**Material supplied:**

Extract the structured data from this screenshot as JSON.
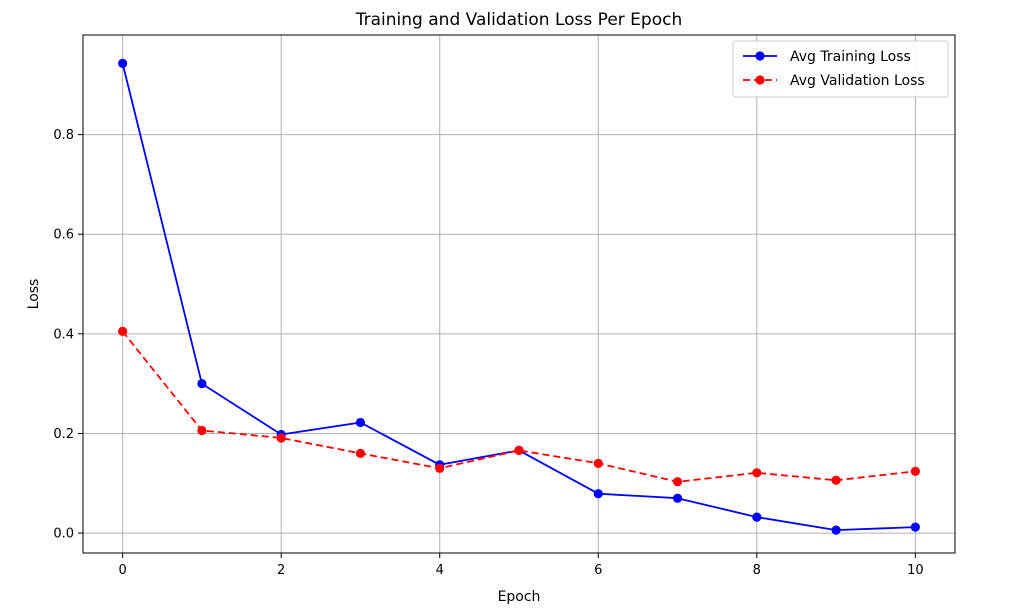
{
  "chart_data": {
    "type": "line",
    "title": "Training and Validation Loss Per Epoch",
    "xlabel": "Epoch",
    "ylabel": "Loss",
    "x": [
      0,
      1,
      2,
      3,
      4,
      5,
      6,
      7,
      8,
      9,
      10
    ],
    "xlim": [
      -0.5,
      10.5
    ],
    "ylim": [
      -0.04,
      1.0
    ],
    "xticks": [
      0,
      2,
      4,
      6,
      8,
      10
    ],
    "xtick_labels": [
      "0",
      "2",
      "4",
      "6",
      "8",
      "10"
    ],
    "yticks": [
      0.0,
      0.2,
      0.4,
      0.6,
      0.8
    ],
    "ytick_labels": [
      "0.0",
      "0.2",
      "0.4",
      "0.6",
      "0.8"
    ],
    "grid": true,
    "legend_position": "top-right",
    "series": [
      {
        "name": "Avg Training Loss",
        "color": "#0000ff",
        "line_style": "solid",
        "marker": "circle",
        "values": [
          0.943,
          0.3,
          0.198,
          0.222,
          0.137,
          0.166,
          0.079,
          0.07,
          0.032,
          0.006,
          0.012
        ]
      },
      {
        "name": "Avg Validation Loss",
        "color": "#ff0000",
        "line_style": "dashed",
        "marker": "circle",
        "values": [
          0.405,
          0.206,
          0.191,
          0.16,
          0.13,
          0.166,
          0.14,
          0.103,
          0.121,
          0.106,
          0.124
        ]
      }
    ]
  }
}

**What the task requires:** Where a line in the material above holds "Training", copy that line.

**Solved problem:**
    "title": "Training and Validation Loss Per Epoch",
        "name": "Avg Training Loss",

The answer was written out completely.